▶ Goal of the exercise: Every line below is to be quoted exactly, with nothing added or dropped.

* BEGIN *

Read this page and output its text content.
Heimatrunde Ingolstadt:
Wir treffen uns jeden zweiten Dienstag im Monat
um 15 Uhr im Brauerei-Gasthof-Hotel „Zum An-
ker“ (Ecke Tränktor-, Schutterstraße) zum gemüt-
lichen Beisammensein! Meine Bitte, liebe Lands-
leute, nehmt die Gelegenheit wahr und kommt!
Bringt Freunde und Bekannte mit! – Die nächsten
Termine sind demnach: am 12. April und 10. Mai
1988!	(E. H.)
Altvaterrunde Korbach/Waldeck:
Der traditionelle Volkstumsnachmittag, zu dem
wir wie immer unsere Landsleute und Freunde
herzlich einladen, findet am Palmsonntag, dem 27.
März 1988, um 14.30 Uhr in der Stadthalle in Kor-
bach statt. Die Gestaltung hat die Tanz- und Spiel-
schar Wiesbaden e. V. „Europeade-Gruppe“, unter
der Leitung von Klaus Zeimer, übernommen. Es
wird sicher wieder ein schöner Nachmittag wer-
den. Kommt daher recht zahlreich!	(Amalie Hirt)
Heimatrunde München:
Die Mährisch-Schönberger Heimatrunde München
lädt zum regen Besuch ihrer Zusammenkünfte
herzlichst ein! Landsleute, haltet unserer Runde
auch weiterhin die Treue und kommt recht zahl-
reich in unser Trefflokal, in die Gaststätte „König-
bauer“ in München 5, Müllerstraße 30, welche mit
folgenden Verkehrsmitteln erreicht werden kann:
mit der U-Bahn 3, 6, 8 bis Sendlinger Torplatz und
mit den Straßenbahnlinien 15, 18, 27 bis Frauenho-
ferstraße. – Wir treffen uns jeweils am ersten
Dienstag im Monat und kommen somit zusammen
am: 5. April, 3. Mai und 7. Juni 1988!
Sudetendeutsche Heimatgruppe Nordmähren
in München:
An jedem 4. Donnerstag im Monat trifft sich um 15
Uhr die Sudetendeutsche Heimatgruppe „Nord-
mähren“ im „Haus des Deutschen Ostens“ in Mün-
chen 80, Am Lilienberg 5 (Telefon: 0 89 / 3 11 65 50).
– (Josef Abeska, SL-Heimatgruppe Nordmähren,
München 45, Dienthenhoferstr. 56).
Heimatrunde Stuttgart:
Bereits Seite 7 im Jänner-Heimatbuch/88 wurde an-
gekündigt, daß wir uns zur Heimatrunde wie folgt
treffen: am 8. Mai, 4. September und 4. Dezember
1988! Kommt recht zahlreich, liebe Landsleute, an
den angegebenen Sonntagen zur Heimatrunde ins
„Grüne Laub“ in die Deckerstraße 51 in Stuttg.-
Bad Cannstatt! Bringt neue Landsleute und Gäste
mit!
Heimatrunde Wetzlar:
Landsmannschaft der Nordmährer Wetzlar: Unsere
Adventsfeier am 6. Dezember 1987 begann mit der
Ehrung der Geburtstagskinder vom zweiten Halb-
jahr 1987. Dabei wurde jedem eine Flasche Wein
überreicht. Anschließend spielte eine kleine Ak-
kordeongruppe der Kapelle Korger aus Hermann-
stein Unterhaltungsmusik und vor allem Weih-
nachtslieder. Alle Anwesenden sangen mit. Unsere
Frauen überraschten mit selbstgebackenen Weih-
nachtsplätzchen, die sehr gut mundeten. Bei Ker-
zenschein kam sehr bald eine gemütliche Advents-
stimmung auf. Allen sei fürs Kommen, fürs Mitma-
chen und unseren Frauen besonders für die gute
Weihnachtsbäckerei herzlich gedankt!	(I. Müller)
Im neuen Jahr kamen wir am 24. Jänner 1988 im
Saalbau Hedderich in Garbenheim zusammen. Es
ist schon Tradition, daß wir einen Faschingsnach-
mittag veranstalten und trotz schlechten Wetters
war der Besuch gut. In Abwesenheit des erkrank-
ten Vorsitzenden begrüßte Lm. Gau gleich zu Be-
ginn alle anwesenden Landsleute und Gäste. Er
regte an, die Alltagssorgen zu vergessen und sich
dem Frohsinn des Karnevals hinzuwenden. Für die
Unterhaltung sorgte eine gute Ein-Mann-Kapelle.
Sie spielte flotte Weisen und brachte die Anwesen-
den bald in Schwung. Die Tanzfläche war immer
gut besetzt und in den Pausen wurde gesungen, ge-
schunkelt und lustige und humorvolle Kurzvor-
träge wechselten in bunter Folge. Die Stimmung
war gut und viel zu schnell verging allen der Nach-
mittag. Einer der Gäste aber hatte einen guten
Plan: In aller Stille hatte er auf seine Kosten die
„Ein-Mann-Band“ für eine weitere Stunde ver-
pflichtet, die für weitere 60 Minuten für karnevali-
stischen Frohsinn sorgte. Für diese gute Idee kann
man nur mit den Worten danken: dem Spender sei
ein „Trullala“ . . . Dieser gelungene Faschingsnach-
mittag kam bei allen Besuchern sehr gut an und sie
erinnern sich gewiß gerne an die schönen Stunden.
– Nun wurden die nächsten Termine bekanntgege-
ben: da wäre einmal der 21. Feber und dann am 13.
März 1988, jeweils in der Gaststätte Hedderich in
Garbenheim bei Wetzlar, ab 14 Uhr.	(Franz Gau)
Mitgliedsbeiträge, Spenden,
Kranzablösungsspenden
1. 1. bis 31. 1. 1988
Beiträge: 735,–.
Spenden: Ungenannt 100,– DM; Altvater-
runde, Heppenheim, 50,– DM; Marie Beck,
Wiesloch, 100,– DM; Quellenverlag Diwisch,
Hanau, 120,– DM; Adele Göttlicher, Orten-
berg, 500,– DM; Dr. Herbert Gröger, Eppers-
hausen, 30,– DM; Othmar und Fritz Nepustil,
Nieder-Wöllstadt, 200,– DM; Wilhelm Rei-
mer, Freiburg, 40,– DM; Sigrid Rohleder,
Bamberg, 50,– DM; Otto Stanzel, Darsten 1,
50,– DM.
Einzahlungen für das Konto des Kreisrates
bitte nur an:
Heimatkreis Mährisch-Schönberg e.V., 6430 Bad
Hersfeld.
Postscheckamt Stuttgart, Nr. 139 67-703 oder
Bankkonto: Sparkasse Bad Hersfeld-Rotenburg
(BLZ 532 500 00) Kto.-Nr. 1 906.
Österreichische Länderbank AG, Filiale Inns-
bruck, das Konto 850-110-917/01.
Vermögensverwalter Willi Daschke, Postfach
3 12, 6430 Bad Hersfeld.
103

* END *

▶ Complete response:
Read this page and output its text content.
Heimatrunde Ingolstadt:
Wir treffen uns jeden zweiten Dienstag im Monat
um 15 Uhr im Brauerei-Gasthof-Hotel „Zum An-
ker“ (Ecke Tränktor-, Schutterstraße) zum gemüt-
lichen Beisammensein! Meine Bitte, liebe Lands-
leute, nehmt die Gelegenheit wahr und kommt!
Bringt Freunde und Bekannte mit! – Die nächsten
Termine sind demnach: am 12. April und 10. Mai
1988!	(E. H.)
Altvaterrunde Korbach/Waldeck:
Der traditionelle Volkstumsnachmittag, zu dem
wir wie immer unsere Landsleute und Freunde
herzlich einladen, findet am Palmsonntag, dem 27.
März 1988, um 14.30 Uhr in der Stadthalle in Kor-
bach statt. Die Gestaltung hat die Tanz- und Spiel-
schar Wiesbaden e. V. „Europeade-Gruppe“, unter
der Leitung von Klaus Zeimer, übernommen. Es
wird sicher wieder ein schöner Nachmittag wer-
den. Kommt daher recht zahlreich!	(Amalie Hirt)
Heimatrunde München:
Die Mährisch-Schönberger Heimatrunde München
lädt zum regen Besuch ihrer Zusammenkünfte
herzlichst ein! Landsleute, haltet unserer Runde
auch weiterhin die Treue und kommt recht zahl-
reich in unser Trefflokal, in die Gaststätte „König-
bauer“ in München 5, Müllerstraße 30, welche mit
folgenden Verkehrsmitteln erreicht werden kann:
mit der U-Bahn 3, 6, 8 bis Sendlinger Torplatz und
mit den Straßenbahnlinien 15, 18, 27 bis Frauenho-
ferstraße. – Wir treffen uns jeweils am ersten
Dienstag im Monat und kommen somit zusammen
am: 5. April, 3. Mai und 7. Juni 1988!
Sudetendeutsche Heimatgruppe Nordmähren
in München:
An jedem 4. Donnerstag im Monat trifft sich um 15
Uhr die Sudetendeutsche Heimatgruppe „Nord-
mähren“ im „Haus des Deutschen Ostens“ in Mün-
chen 80, Am Lilienberg 5 (Telefon: 0 89 / 3 11 65 50).
– (Josef Abeska, SL-Heimatgruppe Nordmähren,
München 45, Dienthenhoferstr. 56).
Heimatrunde Stuttgart:
Bereits Seite 7 im Jänner-Heimatbuch/88 wurde an-
gekündigt, daß wir uns zur Heimatrunde wie folgt
treffen: am 8. Mai, 4. September und 4. Dezember
1988! Kommt recht zahlreich, liebe Landsleute, an
den angegebenen Sonntagen zur Heimatrunde ins
„Grüne Laub“ in die Deckerstraße 51 in Stuttg.-
Bad Cannstatt! Bringt neue Landsleute und Gäste
mit!
Heimatrunde Wetzlar:
Landsmannschaft der Nordmährer Wetzlar: Unsere
Adventsfeier am 6. Dezember 1987 begann mit der
Ehrung der Geburtstagskinder vom zweiten Halb-
jahr 1987. Dabei wurde jedem eine Flasche Wein
überreicht. Anschließend spielte eine kleine Ak-
kordeongruppe der Kapelle Korger aus Hermann-
stein Unterhaltungsmusik und vor allem Weih-
nachtslieder. Alle Anwesenden sangen mit. Unsere
Frauen überraschten mit selbstgebackenen Weih-
nachtsplätzchen, die sehr gut mundeten. Bei Ker-
zenschein kam sehr bald eine gemütliche Advents-
stimmung auf. Allen sei fürs Kommen, fürs Mitma-
chen und unseren Frauen besonders für die gute
Weihnachtsbäckerei herzlich gedankt!	(I. Müller)
Im neuen Jahr kamen wir am 24. Jänner 1988 im
Saalbau Hedderich in Garbenheim zusammen. Es
ist schon Tradition, daß wir einen Faschingsnach-
mittag veranstalten und trotz schlechten Wetters
war der Besuch gut. In Abwesenheit des erkrank-
ten Vorsitzenden begrüßte Lm. Gau gleich zu Be-
ginn alle anwesenden Landsleute und Gäste. Er
regte an, die Alltagssorgen zu vergessen und sich
dem Frohsinn des Karnevals hinzuwenden. Für die
Unterhaltung sorgte eine gute Ein-Mann-Kapelle.
Sie spielte flotte Weisen und brachte die Anwesen-
den bald in Schwung. Die Tanzfläche war immer
gut besetzt und in den Pausen wurde gesungen, ge-
schunkelt und lustige und humorvolle Kurzvor-
träge wechselten in bunter Folge. Die Stimmung
war gut und viel zu schnell verging allen der Nach-
mittag. Einer der Gäste aber hatte einen guten
Plan: In aller Stille hatte er auf seine Kosten die
„Ein-Mann-Band“ für eine weitere Stunde ver-
pflichtet, die für weitere 60 Minuten für karnevali-
stischen Frohsinn sorgte. Für diese gute Idee kann
man nur mit den Worten danken: dem Spender sei
ein „Trullala“ . . . Dieser gelungene Faschingsnach-
mittag kam bei allen Besuchern sehr gut an und sie
erinnern sich gewiß gerne an die schönen Stunden.
– Nun wurden die nächsten Termine bekanntgege-
ben: da wäre einmal der 21. Feber und dann am 13.
März 1988, jeweils in der Gaststätte Hedderich in
Garbenheim bei Wetzlar, ab 14 Uhr.	(Franz Gau)
Mitgliedsbeiträge, Spenden,
Kranzablösungsspenden
1. 1. bis 31. 1. 1988
Beiträge: 735,–.
Spenden: Ungenannt 100,– DM; Altvater-
runde, Heppenheim, 50,– DM; Marie Beck,
Wiesloch, 100,– DM; Quellenverlag Diwisch,
Hanau, 120,– DM; Adele Göttlicher, Orten-
berg, 500,– DM; Dr. Herbert Gröger, Eppers-
hausen, 30,– DM; Othmar und Fritz Nepustil,
Nieder-Wöllstadt, 200,– DM; Wilhelm Rei-
mer, Freiburg, 40,– DM; Sigrid Rohleder,
Bamberg, 50,– DM; Otto Stanzel, Darsten 1,
50,– DM.
Einzahlungen für das Konto des Kreisrates
bitte nur an:
Heimatkreis Mährisch-Schönberg e.V., 6430 Bad
Hersfeld.
Postscheckamt Stuttgart, Nr. 139 67-703 oder
Bankkonto: Sparkasse Bad Hersfeld-Rotenburg
(BLZ 532 500 00) Kto.-Nr. 1 906.
Österreichische Länderbank AG, Filiale Inns-
bruck, das Konto 850-110-917/01.
Vermögensverwalter Willi Daschke, Postfach
3 12, 6430 Bad Hersfeld.
103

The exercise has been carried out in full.